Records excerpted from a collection
▬▬▬

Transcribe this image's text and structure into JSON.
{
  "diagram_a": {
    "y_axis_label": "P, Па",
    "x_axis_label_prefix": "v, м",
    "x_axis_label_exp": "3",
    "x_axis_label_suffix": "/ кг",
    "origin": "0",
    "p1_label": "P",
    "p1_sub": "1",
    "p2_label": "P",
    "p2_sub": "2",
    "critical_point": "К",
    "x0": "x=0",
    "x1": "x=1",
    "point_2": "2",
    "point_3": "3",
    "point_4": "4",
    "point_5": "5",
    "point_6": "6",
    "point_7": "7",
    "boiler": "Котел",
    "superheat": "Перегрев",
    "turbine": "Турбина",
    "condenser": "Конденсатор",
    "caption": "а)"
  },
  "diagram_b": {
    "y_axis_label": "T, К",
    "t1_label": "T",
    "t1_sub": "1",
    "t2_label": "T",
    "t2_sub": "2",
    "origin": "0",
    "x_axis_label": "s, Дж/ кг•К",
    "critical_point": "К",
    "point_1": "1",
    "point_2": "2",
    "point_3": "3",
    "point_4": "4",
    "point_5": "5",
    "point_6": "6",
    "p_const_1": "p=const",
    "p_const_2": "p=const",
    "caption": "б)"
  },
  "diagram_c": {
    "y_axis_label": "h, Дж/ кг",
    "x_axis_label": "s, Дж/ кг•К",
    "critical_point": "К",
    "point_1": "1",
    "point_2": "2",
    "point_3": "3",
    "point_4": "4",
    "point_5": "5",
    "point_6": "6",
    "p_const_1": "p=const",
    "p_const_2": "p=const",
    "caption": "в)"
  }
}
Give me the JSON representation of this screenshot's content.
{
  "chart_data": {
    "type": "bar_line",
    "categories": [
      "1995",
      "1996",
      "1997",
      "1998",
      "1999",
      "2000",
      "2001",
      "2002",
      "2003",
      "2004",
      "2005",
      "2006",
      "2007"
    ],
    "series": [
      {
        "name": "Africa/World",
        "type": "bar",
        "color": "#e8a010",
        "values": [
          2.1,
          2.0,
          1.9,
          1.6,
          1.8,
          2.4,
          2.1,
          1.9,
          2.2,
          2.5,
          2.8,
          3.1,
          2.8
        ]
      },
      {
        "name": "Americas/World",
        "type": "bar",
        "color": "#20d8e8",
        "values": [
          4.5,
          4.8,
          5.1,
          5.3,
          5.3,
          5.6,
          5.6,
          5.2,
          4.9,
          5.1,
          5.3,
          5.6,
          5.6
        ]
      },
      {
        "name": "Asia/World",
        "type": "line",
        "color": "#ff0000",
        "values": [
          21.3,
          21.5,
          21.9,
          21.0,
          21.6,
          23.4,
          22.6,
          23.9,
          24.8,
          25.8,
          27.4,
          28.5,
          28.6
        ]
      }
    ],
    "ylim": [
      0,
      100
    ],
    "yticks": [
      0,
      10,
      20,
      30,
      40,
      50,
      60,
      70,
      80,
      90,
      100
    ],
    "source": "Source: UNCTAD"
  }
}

▬▬▬

→ **Given task**
Recopy all the lines exactly as they appear.

→ **Completed task**
Transcribe this image's text and structure into JSON.
{
  "diagram_a": {
    "y_axis_label": "P, Па",
    "x_axis_label_prefix": "v, м",
    "x_axis_label_exp": "3",
    "x_axis_label_suffix": "/ кг",
    "origin": "0",
    "p1_label": "P",
    "p1_sub": "1",
    "p2_label": "P",
    "p2_sub": "2",
    "critical_point": "К",
    "x0": "x=0",
    "x1": "x=1",
    "point_2": "2",
    "point_3": "3",
    "point_4": "4",
    "point_5": "5",
    "point_6": "6",
    "point_7": "7",
    "boiler": "Котел",
    "superheat": "Перегрев",
    "turbine": "Турбина",
    "condenser": "Конденсатор",
    "caption": "а)"
  },
  "diagram_b": {
    "y_axis_label": "T, К",
    "t1_label": "T",
    "t1_sub": "1",
    "t2_label": "T",
    "t2_sub": "2",
    "origin": "0",
    "x_axis_label": "s, Дж/ кг•К",
    "critical_point": "К",
    "point_1": "1",
    "point_2": "2",
    "point_3": "3",
    "point_4": "4",
    "point_5": "5",
    "point_6": "6",
    "p_const_1": "p=const",
    "p_const_2": "p=const",
    "caption": "б)"
  },
  "diagram_c": {
    "y_axis_label": "h, Дж/ кг",
    "x_axis_label": "s, Дж/ кг•К",
    "critical_point": "К",
    "point_1": "1",
    "point_2": "2",
    "point_3": "3",
    "point_4": "4",
    "point_5": "5",
    "point_6": "6",
    "p_const_1": "p=const",
    "p_const_2": "p=const",
    "caption": "в)"
  }
}
Give me the JSON representation of this screenshot's content.
{
  "chart_data": {
    "type": "bar_line",
    "categories": [
      "1995",
      "1996",
      "1997",
      "1998",
      "1999",
      "2000",
      "2001",
      "2002",
      "2003",
      "2004",
      "2005",
      "2006",
      "2007"
    ],
    "series": [
      {
        "name": "Africa/World",
        "type": "bar",
        "color": "#e8a010",
        "values": [
          2.1,
          2.0,
          1.9,
          1.6,
          1.8,
          2.4,
          2.1,
          1.9,
          2.2,
          2.5,
          2.8,
          3.1,
          2.8
        ]
      },
      {
        "name": "Americas/World",
        "type": "bar",
        "color": "#20d8e8",
        "values": [
          4.5,
          4.8,
          5.1,
          5.3,
          5.3,
          5.6,
          5.6,
          5.2,
          4.9,
          5.1,
          5.3,
          5.6,
          5.6
        ]
      },
      {
        "name": "Asia/World",
        "type": "line",
        "color": "#ff0000",
        "values": [
          21.3,
          21.5,
          21.9,
          21.0,
          21.6,
          23.4,
          22.6,
          23.9,
          24.8,
          25.8,
          27.4,
          28.5,
          28.6
        ]
      }
    ],
    "ylim": [
      0,
      100
    ],
    "yticks": [
      0,
      10,
      20,
      30,
      40,
      50,
      60,
      70,
      80,
      90,
      100
    ],
    "source": "Source: UNCTAD"
  }
}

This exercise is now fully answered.